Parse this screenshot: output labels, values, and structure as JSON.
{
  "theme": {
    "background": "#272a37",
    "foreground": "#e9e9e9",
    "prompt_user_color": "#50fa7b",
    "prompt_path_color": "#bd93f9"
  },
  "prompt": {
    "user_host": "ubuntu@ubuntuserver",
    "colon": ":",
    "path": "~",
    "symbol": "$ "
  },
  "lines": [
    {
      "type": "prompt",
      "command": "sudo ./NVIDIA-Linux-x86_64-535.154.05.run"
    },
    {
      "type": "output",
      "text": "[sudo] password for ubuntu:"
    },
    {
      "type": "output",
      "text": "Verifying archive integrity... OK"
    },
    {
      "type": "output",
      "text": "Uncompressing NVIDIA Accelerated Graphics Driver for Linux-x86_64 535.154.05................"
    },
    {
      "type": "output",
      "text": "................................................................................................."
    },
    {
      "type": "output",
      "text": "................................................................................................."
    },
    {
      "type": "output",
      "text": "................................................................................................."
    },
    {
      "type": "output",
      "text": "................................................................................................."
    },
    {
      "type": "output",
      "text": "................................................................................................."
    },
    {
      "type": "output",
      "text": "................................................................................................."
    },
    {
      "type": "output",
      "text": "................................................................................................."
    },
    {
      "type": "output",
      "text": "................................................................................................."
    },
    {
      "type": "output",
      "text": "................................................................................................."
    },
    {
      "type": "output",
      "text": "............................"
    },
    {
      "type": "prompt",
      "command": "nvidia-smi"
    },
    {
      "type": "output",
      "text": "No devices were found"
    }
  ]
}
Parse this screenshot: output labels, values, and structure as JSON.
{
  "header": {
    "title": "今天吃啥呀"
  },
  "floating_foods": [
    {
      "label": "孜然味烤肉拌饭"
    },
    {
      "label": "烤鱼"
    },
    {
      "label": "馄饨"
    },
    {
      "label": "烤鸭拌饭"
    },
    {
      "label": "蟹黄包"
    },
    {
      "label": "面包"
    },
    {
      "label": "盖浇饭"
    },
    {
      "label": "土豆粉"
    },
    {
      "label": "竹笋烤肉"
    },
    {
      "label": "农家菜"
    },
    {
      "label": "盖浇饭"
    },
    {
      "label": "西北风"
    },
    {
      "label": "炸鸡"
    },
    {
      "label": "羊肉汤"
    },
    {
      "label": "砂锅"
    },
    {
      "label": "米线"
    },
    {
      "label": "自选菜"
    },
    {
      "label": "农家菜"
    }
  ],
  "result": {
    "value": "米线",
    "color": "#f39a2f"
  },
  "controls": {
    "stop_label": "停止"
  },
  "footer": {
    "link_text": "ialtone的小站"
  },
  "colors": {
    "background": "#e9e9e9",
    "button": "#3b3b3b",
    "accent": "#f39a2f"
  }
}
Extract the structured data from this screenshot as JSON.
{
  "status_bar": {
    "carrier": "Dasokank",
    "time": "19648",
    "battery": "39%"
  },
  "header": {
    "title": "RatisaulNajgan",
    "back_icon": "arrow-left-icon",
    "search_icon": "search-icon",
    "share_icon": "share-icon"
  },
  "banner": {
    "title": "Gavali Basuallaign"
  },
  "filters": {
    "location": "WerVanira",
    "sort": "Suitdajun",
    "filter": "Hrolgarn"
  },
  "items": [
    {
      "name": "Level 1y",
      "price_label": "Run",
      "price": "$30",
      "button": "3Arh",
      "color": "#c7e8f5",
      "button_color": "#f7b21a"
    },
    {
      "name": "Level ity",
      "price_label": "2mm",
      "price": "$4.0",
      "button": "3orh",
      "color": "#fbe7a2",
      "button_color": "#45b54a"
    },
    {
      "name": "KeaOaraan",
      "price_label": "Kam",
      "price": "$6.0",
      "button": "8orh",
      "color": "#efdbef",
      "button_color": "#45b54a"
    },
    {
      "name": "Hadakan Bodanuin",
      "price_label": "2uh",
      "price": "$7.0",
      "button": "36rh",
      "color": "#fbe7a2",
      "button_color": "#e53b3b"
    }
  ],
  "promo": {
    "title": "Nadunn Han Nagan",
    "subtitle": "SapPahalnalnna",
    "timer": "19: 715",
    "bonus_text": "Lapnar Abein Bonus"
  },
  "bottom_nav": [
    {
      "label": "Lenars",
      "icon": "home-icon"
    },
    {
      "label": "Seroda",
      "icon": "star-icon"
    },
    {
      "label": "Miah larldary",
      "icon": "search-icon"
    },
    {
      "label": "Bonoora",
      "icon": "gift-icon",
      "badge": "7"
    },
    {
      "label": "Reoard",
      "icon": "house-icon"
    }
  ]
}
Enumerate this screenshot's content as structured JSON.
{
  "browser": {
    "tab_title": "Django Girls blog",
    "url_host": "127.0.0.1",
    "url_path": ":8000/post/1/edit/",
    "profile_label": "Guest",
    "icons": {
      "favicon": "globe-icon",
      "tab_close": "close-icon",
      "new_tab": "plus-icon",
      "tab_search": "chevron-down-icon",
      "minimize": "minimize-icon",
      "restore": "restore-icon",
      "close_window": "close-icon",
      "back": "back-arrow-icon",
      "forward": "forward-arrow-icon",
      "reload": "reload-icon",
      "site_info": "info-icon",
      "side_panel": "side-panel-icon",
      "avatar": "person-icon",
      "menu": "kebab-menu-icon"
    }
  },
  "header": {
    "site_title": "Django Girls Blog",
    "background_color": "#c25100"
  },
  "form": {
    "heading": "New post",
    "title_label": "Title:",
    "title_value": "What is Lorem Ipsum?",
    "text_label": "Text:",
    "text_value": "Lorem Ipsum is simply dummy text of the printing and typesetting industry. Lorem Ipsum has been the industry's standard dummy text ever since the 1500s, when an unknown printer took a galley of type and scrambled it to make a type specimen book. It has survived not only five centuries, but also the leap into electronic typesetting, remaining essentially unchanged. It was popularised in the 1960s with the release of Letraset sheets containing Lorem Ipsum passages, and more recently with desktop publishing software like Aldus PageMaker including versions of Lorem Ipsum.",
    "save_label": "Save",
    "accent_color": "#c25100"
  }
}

> **Exercise instructions**: Which lines of the data include "Linux"? Copy each of them.

> **Correct response**:
      "command": "sudo ./NVIDIA-Linux-x86_64-535.154.05.run"
      "text": "Uncompressing NVIDIA Accelerated Graphics Driver for Linux-x86_64 535.154.05................"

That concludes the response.